* START *
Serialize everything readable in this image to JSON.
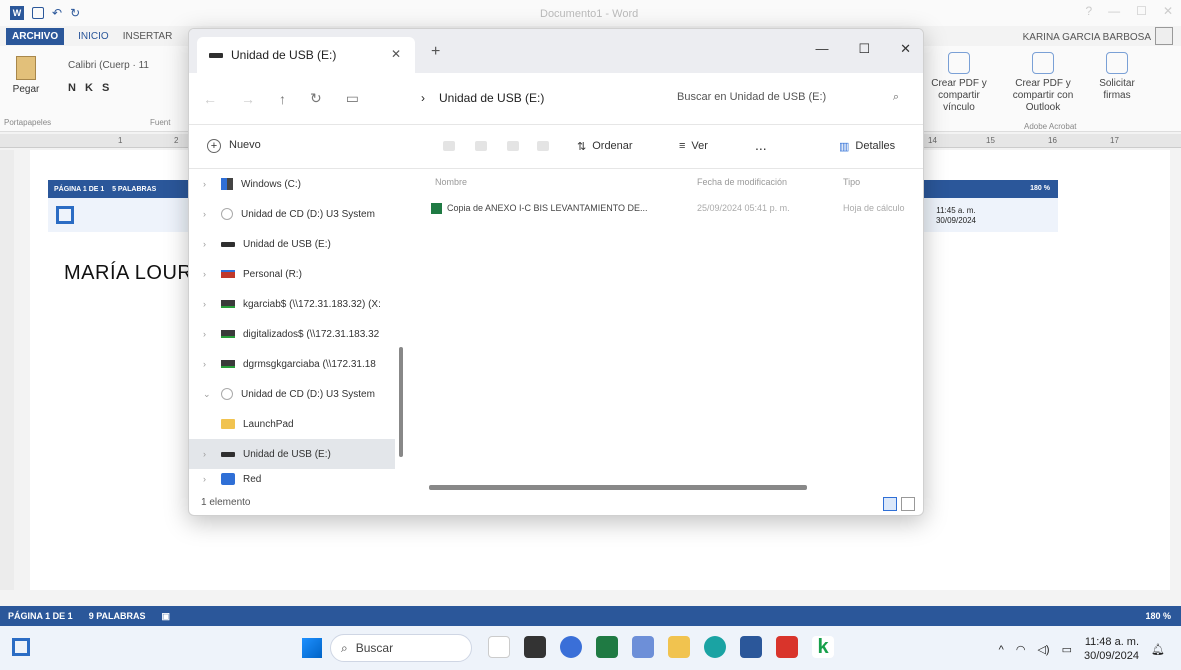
{
  "word": {
    "doc_title": "Documento1 - Word",
    "tabs": {
      "archivo": "ARCHIVO",
      "inicio": "INICIO",
      "insertar": "INSERTAR"
    },
    "user_name": "KARINA GARCIA BARBOSA",
    "ribbon": {
      "paste_label": "Pegar",
      "font_name": "Calibri (Cuerp",
      "font_size": "11",
      "format_buttons": "N K S",
      "clipboard_group": "Portapapeles",
      "font_group": "Fuent",
      "pdf_share_label": "Crear PDF y compartir vínculo",
      "pdf_outlook_label": "Crear PDF y compartir con Outlook",
      "request_signatures_label": "Solicitar firmas",
      "acrobat_group": "Adobe Acrobat"
    },
    "ruler_numbers": [
      "1",
      "2",
      "14",
      "15",
      "16",
      "17"
    ],
    "inner_status": {
      "page": "PÁGINA 1 DE 1",
      "words": "5 PALABRAS",
      "zoom": "180 %",
      "time": "11:45 a. m.",
      "date": "30/09/2024"
    },
    "doc_text": "MARÍA LOURD",
    "status": {
      "page": "PÁGINA 1 DE 1",
      "words": "9 PALABRAS",
      "zoom": "180 %"
    }
  },
  "explorer": {
    "tab_title": "Unidad de USB (E:)",
    "address_path": "Unidad de USB (E:)",
    "search_placeholder": "Buscar en Unidad de USB (E:)",
    "commands": {
      "new": "Nuevo",
      "sort": "Ordenar",
      "view": "Ver",
      "more": "...",
      "details": "Detalles"
    },
    "nav_items": [
      {
        "label": "Windows (C:)",
        "icon": "windows-drive-icon",
        "expanded": false
      },
      {
        "label": "Unidad de CD (D:) U3 System",
        "icon": "cd-drive-icon",
        "expanded": false
      },
      {
        "label": "Unidad de USB (E:)",
        "icon": "usb-drive-icon",
        "expanded": false
      },
      {
        "label": "Personal (R:)",
        "icon": "network-drive-icon",
        "expanded": false
      },
      {
        "label": "kgarciab$ (\\\\172.31.183.32) (X:",
        "icon": "network-drive-icon",
        "expanded": false
      },
      {
        "label": "digitalizados$ (\\\\172.31.183.32",
        "icon": "network-drive-icon",
        "expanded": false
      },
      {
        "label": "dgrmsgkgarciaba (\\\\172.31.18",
        "icon": "network-drive-icon",
        "expanded": false
      },
      {
        "label": "Unidad de CD (D:) U3 System",
        "icon": "cd-drive-icon",
        "expanded": true
      },
      {
        "label": "LaunchPad",
        "icon": "folder-icon",
        "expanded": false
      },
      {
        "label": "Unidad de USB (E:)",
        "icon": "usb-drive-icon",
        "expanded": false,
        "selected": true
      },
      {
        "label": "Red",
        "icon": "network-icon",
        "expanded": false
      }
    ],
    "columns": {
      "name": "Nombre",
      "modified": "Fecha de modificación",
      "type": "Tipo"
    },
    "files": [
      {
        "name": "Copia de ANEXO I-C BIS LEVANTAMIENTO DE...",
        "modified": "25/09/2024 05:41 p. m.",
        "type": "Hoja de cálculo"
      }
    ],
    "status_text": "1 elemento"
  },
  "taskbar": {
    "search_label": "Buscar",
    "time": "11:48 a. m.",
    "date": "30/09/2024"
  },
  "colors": {
    "word_blue": "#2b579a",
    "excel_green": "#1f7a43"
  }
}
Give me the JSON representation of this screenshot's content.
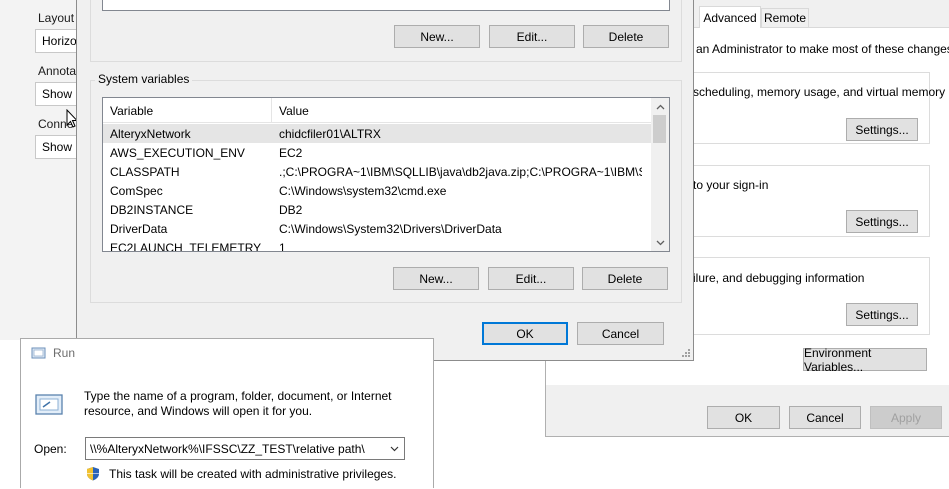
{
  "background_app": {
    "labels": [
      {
        "label": "Layout",
        "value": "Horizo"
      },
      {
        "label": "Annota",
        "value": "Show"
      },
      {
        "label": "Conne",
        "value": "Show C"
      }
    ]
  },
  "system_properties": {
    "tabs": [
      {
        "label": "Advanced",
        "active": true
      },
      {
        "label": "Remote",
        "active": false
      }
    ],
    "admin_note": "an Administrator to make most of these changes.",
    "performance_text": "scheduling, memory usage, and virtual memory",
    "profiles_text": "to your sign-in",
    "startup_text": "ilure, and debugging information",
    "settings_label": "Settings...",
    "env_button": "Environment Variables...",
    "ok": "OK",
    "cancel": "Cancel",
    "apply": "Apply"
  },
  "env_dialog": {
    "user_buttons": {
      "new": "New...",
      "edit": "Edit...",
      "delete": "Delete"
    },
    "system_legend": "System variables",
    "columns": {
      "variable": "Variable",
      "value": "Value"
    },
    "rows": [
      {
        "variable": "AlteryxNetwork",
        "value": "chidcfiler01\\ALTRX",
        "selected": true
      },
      {
        "variable": "AWS_EXECUTION_ENV",
        "value": "EC2",
        "selected": false
      },
      {
        "variable": "CLASSPATH",
        "value": ".;C:\\PROGRA~1\\IBM\\SQLLIB\\java\\db2java.zip;C:\\PROGRA~1\\IBM\\S...",
        "selected": false
      },
      {
        "variable": "ComSpec",
        "value": "C:\\Windows\\system32\\cmd.exe",
        "selected": false
      },
      {
        "variable": "DB2INSTANCE",
        "value": "DB2",
        "selected": false
      },
      {
        "variable": "DriverData",
        "value": "C:\\Windows\\System32\\Drivers\\DriverData",
        "selected": false
      },
      {
        "variable": "EC2LAUNCH_TELEMETRY",
        "value": "1",
        "selected": false
      }
    ],
    "system_buttons": {
      "new": "New...",
      "edit": "Edit...",
      "delete": "Delete"
    },
    "ok": "OK",
    "cancel": "Cancel"
  },
  "run_dialog": {
    "title": "Run",
    "description": "Type the name of a program, folder, document, or Internet resource, and Windows will open it for you.",
    "open_label": "Open:",
    "open_value": "\\\\%AlteryxNetwork%\\IFSSC\\ZZ_TEST\\relative path\\",
    "admin_note": "This task will be created with administrative privileges."
  },
  "colors": {
    "accent": "#0078d7",
    "dialog_bg": "#f0f0f0",
    "selected_row": "#e5e5e5"
  }
}
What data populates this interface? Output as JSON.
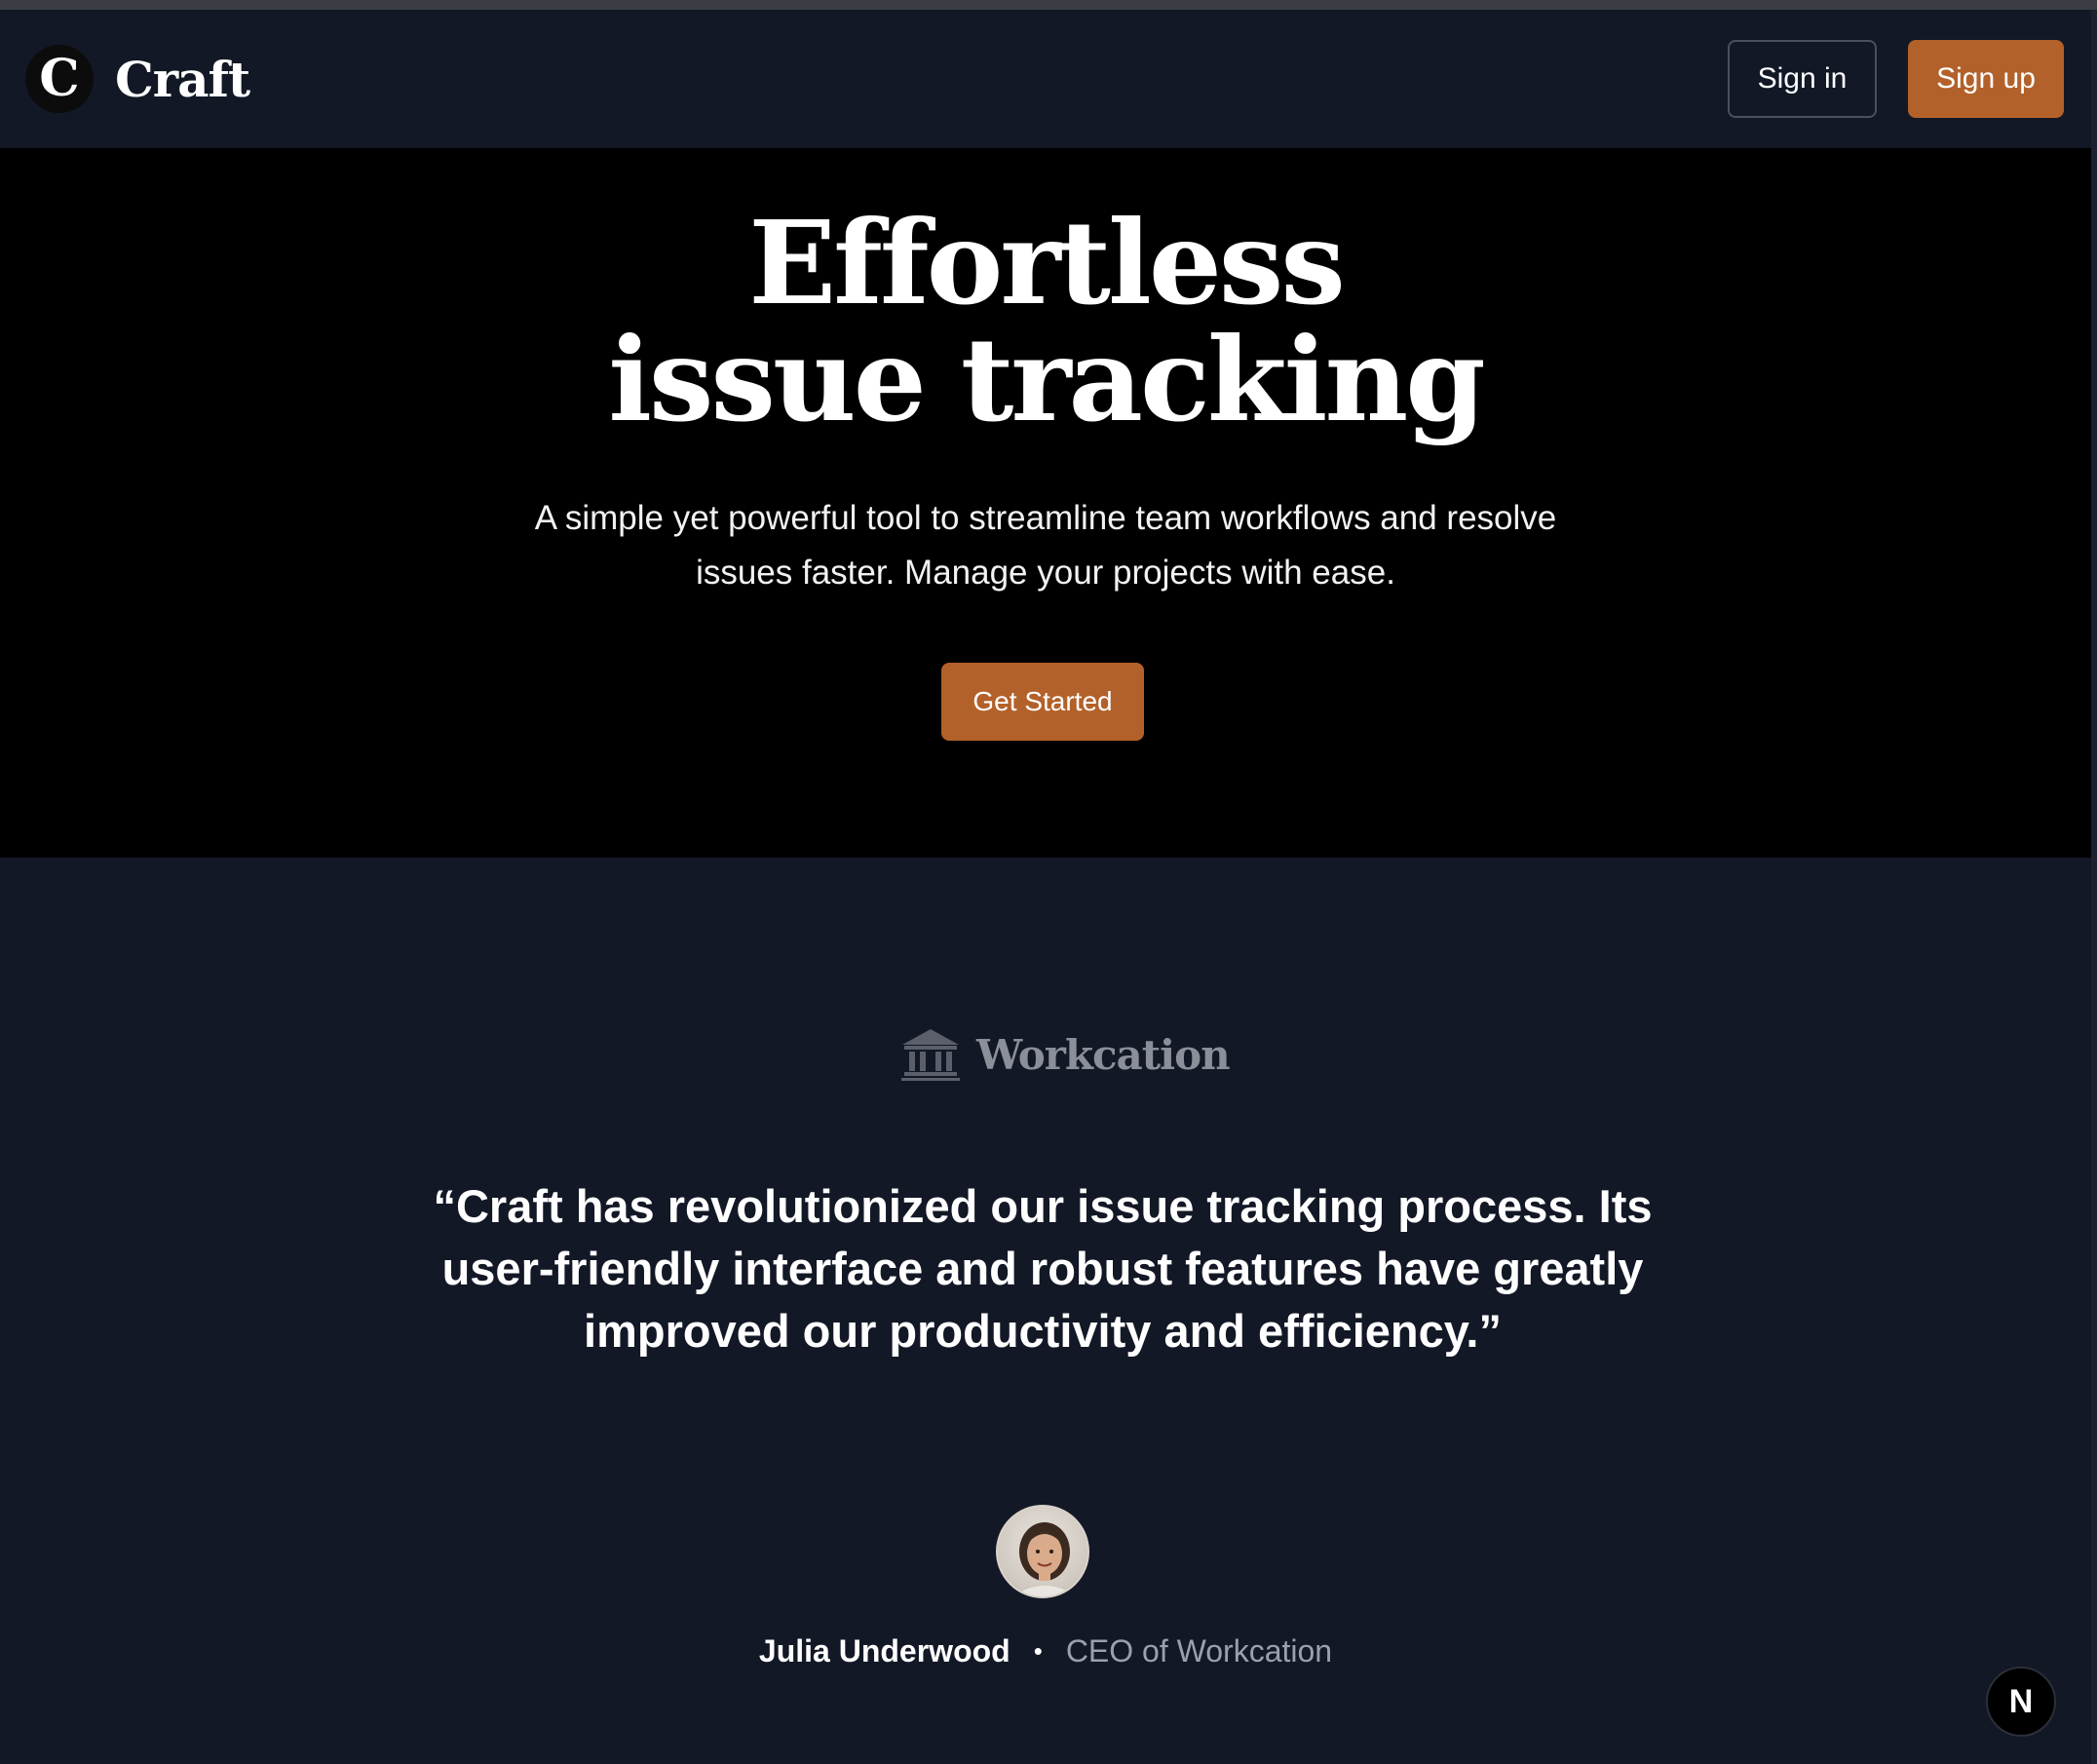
* END *
**Objective**: Omit each picture, then return all of the listing exactly as it stands.

**Written solution**:
Serialize everything readable in this image to JSON.
{
  "word": {
    "doc_title": "Documento1 - Word",
    "tabs": {
      "archivo": "ARCHIVO",
      "inicio": "INICIO",
      "insertar": "INSERTAR"
    },
    "user_name": "KARINA GARCIA BARBOSA",
    "ribbon": {
      "paste_label": "Pegar",
      "font_name": "Calibri (Cuerp",
      "font_size": "11",
      "format_buttons": "N K S",
      "clipboard_group": "Portapapeles",
      "font_group": "Fuent",
      "pdf_share_label": "Crear PDF y compartir vínculo",
      "pdf_outlook_label": "Crear PDF y compartir con Outlook",
      "request_signatures_label": "Solicitar firmas",
      "acrobat_group": "Adobe Acrobat"
    },
    "ruler_numbers": [
      "1",
      "2",
      "14",
      "15",
      "16",
      "17"
    ],
    "inner_status": {
      "page": "PÁGINA 1 DE 1",
      "words": "5 PALABRAS",
      "zoom": "180 %",
      "time": "11:45 a. m.",
      "date": "30/09/2024"
    },
    "doc_text": "MARÍA LOURD",
    "status": {
      "page": "PÁGINA 1 DE 1",
      "words": "9 PALABRAS",
      "zoom": "180 %"
    }
  },
  "explorer": {
    "tab_title": "Unidad de USB (E:)",
    "address_path": "Unidad de USB (E:)",
    "search_placeholder": "Buscar en Unidad de USB (E:)",
    "commands": {
      "new": "Nuevo",
      "sort": "Ordenar",
      "view": "Ver",
      "more": "...",
      "details": "Detalles"
    },
    "nav_items": [
      {
        "label": "Windows (C:)",
        "icon": "windows-drive-icon",
        "expanded": false
      },
      {
        "label": "Unidad de CD (D:) U3 System",
        "icon": "cd-drive-icon",
        "expanded": false
      },
      {
        "label": "Unidad de USB (E:)",
        "icon": "usb-drive-icon",
        "expanded": false
      },
      {
        "label": "Personal (R:)",
        "icon": "network-drive-icon",
        "expanded": false
      },
      {
        "label": "kgarciab$ (\\\\172.31.183.32) (X:",
        "icon": "network-drive-icon",
        "expanded": false
      },
      {
        "label": "digitalizados$ (\\\\172.31.183.32",
        "icon": "network-drive-icon",
        "expanded": false
      },
      {
        "label": "dgrmsgkgarciaba (\\\\172.31.18",
        "icon": "network-drive-icon",
        "expanded": false
      },
      {
        "label": "Unidad de CD (D:) U3 System",
        "icon": "cd-drive-icon",
        "expanded": true
      },
      {
        "label": "LaunchPad",
        "icon": "folder-icon",
        "expanded": false
      },
      {
        "label": "Unidad de USB (E:)",
        "icon": "usb-drive-icon",
        "expanded": false,
        "selected": true
      },
      {
        "label": "Red",
        "icon": "network-icon",
        "expanded": false
      }
    ],
    "columns": {
      "name": "Nombre",
      "modified": "Fecha de modificación",
      "type": "Tipo"
    },
    "files": [
      {
        "name": "Copia de ANEXO I-C BIS LEVANTAMIENTO DE...",
        "modified": "25/09/2024 05:41 p. m.",
        "type": "Hoja de cálculo"
      }
    ],
    "status_text": "1 elemento"
  },
  "taskbar": {
    "search_label": "Buscar",
    "time": "11:48 a. m.",
    "date": "30/09/2024"
  },
  "colors": {
    "word_blue": "#2b579a",
    "excel_green": "#1f7a43"
  }
}
Give me the JSON representation of this screenshot's content.
{
  "background_app": {
    "labels": [
      {
        "label": "Layout",
        "value": "Horizo"
      },
      {
        "label": "Annota",
        "value": "Show"
      },
      {
        "label": "Conne",
        "value": "Show C"
      }
    ]
  },
  "system_properties": {
    "tabs": [
      {
        "label": "Advanced",
        "active": true
      },
      {
        "label": "Remote",
        "active": false
      }
    ],
    "admin_note": "an Administrator to make most of these changes.",
    "performance_text": "scheduling, memory usage, and virtual memory",
    "profiles_text": "to your sign-in",
    "startup_text": "ilure, and debugging information",
    "settings_label": "Settings...",
    "env_button": "Environment Variables...",
    "ok": "OK",
    "cancel": "Cancel",
    "apply": "Apply"
  },
  "env_dialog": {
    "user_buttons": {
      "new": "New...",
      "edit": "Edit...",
      "delete": "Delete"
    },
    "system_legend": "System variables",
    "columns": {
      "variable": "Variable",
      "value": "Value"
    },
    "rows": [
      {
        "variable": "AlteryxNetwork",
        "value": "chidcfiler01\\ALTRX",
        "selected": true
      },
      {
        "variable": "AWS_EXECUTION_ENV",
        "value": "EC2",
        "selected": false
      },
      {
        "variable": "CLASSPATH",
        "value": ".;C:\\PROGRA~1\\IBM\\SQLLIB\\java\\db2java.zip;C:\\PROGRA~1\\IBM\\S...",
        "selected": false
      },
      {
        "variable": "ComSpec",
        "value": "C:\\Windows\\system32\\cmd.exe",
        "selected": false
      },
      {
        "variable": "DB2INSTANCE",
        "value": "DB2",
        "selected": false
      },
      {
        "variable": "DriverData",
        "value": "C:\\Windows\\System32\\Drivers\\DriverData",
        "selected": false
      },
      {
        "variable": "EC2LAUNCH_TELEMETRY",
        "value": "1",
        "selected": false
      }
    ],
    "system_buttons": {
      "new": "New...",
      "edit": "Edit...",
      "delete": "Delete"
    },
    "ok": "OK",
    "cancel": "Cancel"
  },
  "run_dialog": {
    "title": "Run",
    "description": "Type the name of a program, folder, document, or Internet resource, and Windows will open it for you.",
    "open_label": "Open:",
    "open_value": "\\\\%AlteryxNetwork%\\IFSSC\\ZZ_TEST\\relative path\\",
    "admin_note": "This task will be created with administrative privileges."
  },
  "colors": {
    "accent": "#0078d7",
    "dialog_bg": "#f0f0f0",
    "selected_row": "#e5e5e5"
  }
}
What data populates this interface? Output as JSON.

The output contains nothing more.